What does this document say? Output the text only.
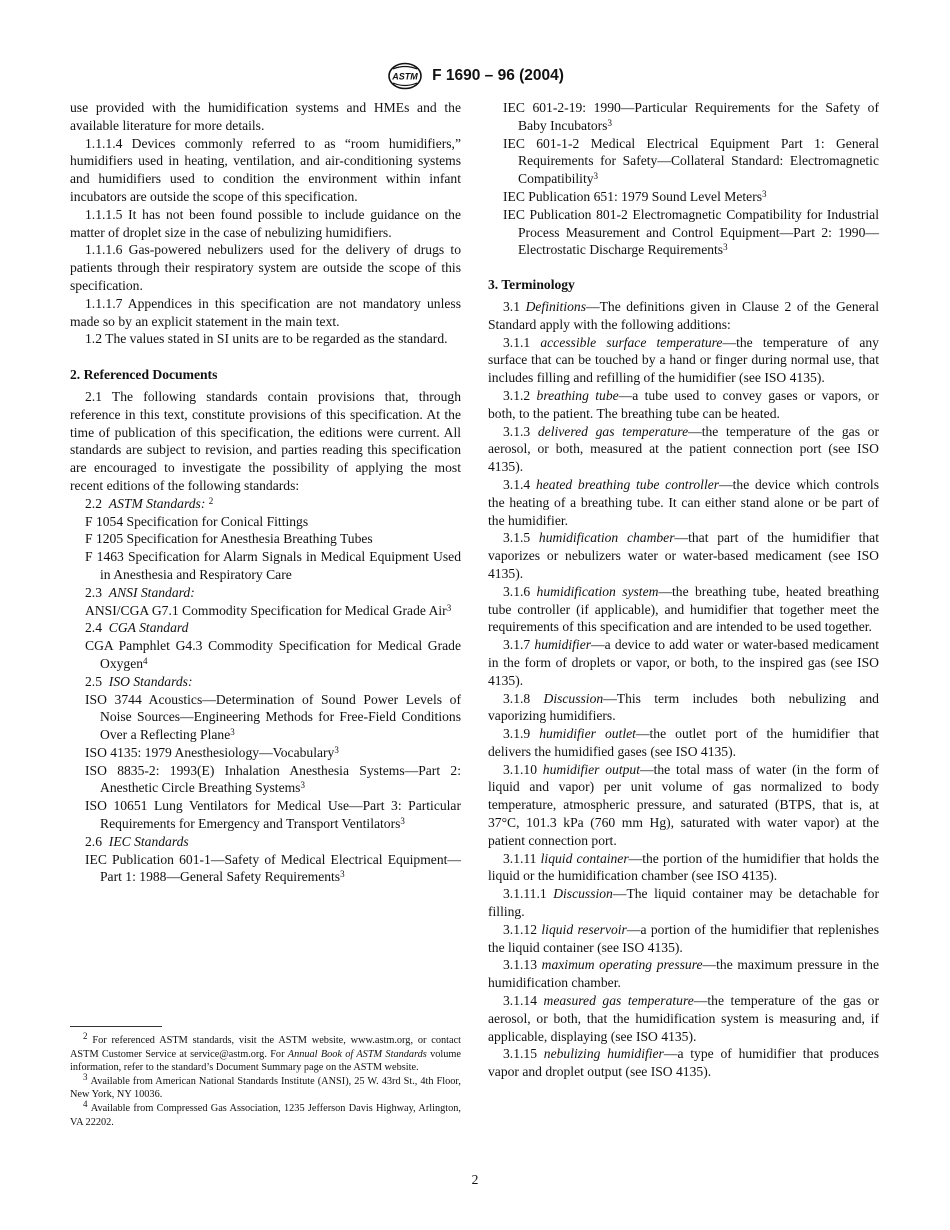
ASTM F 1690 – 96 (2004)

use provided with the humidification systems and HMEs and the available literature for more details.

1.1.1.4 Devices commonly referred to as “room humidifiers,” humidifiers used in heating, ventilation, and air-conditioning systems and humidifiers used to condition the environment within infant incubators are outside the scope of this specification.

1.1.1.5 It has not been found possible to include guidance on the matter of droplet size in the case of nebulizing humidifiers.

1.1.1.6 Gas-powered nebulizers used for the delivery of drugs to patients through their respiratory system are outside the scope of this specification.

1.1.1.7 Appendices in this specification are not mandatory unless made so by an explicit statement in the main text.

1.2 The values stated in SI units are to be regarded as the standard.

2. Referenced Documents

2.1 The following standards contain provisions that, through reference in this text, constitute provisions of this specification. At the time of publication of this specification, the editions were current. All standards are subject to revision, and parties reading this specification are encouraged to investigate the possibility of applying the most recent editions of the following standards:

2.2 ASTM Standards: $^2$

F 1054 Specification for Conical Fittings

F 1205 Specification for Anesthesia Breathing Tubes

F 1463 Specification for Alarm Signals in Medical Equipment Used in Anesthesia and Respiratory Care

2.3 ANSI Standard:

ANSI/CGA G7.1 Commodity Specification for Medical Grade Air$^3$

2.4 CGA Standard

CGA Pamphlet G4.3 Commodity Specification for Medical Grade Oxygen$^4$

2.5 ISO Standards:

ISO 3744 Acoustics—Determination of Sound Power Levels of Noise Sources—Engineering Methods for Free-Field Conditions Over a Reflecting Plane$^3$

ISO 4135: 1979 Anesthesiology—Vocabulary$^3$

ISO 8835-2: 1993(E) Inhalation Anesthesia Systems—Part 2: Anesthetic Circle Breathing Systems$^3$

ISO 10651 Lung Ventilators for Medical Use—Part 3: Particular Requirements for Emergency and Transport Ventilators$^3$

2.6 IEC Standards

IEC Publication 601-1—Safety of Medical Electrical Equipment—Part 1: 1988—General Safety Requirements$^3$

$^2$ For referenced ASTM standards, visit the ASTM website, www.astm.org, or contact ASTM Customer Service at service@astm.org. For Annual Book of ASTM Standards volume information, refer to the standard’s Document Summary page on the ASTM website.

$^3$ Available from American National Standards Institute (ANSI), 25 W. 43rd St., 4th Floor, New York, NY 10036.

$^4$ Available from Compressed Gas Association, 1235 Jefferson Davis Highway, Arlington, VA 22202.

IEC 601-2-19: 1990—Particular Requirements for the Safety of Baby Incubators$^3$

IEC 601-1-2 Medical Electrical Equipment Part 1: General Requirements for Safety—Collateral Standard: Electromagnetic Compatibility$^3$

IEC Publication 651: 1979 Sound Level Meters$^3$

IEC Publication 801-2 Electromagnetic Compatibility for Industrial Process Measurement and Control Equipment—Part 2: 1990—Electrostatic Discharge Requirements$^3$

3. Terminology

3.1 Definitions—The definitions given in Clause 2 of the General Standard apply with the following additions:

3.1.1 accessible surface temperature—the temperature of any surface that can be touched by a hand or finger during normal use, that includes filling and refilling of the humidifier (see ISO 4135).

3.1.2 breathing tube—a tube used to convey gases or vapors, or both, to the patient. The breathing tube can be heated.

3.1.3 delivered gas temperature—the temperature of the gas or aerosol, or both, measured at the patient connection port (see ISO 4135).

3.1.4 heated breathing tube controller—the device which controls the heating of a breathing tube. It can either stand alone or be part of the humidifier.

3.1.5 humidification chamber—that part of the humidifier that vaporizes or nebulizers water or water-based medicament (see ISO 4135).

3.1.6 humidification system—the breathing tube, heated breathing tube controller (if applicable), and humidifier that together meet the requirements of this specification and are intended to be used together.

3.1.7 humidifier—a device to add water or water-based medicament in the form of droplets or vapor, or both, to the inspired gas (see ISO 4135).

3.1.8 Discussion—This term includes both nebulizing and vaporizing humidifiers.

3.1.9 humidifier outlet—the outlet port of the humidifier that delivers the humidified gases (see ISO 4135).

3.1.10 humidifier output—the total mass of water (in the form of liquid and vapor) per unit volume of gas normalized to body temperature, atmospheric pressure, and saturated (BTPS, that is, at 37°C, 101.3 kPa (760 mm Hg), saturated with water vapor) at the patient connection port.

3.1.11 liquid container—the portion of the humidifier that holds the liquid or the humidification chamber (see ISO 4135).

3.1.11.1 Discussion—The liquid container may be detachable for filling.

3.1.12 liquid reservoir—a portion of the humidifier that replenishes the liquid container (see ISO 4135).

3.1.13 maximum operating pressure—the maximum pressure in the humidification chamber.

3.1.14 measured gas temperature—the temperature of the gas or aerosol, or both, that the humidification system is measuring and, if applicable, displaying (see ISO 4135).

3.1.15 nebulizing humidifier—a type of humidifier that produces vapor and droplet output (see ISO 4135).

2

...

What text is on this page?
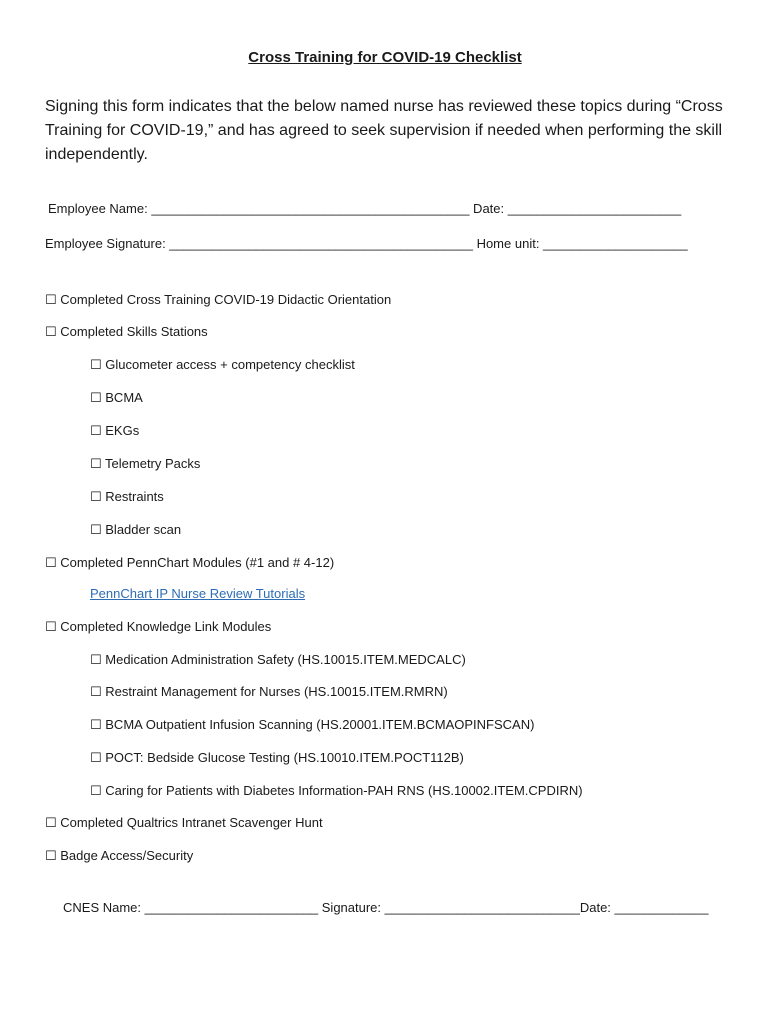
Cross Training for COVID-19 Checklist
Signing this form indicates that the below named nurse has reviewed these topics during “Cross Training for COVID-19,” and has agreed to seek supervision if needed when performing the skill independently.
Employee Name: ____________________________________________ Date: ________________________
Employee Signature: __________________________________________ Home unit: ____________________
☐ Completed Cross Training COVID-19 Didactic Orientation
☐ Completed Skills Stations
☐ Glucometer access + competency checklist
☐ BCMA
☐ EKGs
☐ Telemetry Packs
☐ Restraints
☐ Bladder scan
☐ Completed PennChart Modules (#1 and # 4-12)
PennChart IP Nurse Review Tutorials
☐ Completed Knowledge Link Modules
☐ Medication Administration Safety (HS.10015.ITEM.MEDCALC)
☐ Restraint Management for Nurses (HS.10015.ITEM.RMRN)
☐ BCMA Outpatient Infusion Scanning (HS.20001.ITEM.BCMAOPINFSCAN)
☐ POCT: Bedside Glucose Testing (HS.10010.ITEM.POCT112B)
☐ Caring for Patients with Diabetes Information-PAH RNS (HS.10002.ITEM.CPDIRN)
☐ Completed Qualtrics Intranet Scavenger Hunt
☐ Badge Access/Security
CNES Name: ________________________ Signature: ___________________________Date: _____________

• [ACTION ITEM] Search the entries for the string "gases" and return each line where it turns up.

• [SOLUTION BELOW]
3.1.2 breathing tube—a tube used to convey gases or vapors, or both, to the patient. The breathing tube can be heated.
3.1.9 humidifier outlet—the outlet port of the humidifier that delivers the humidified gases (see ISO 4135).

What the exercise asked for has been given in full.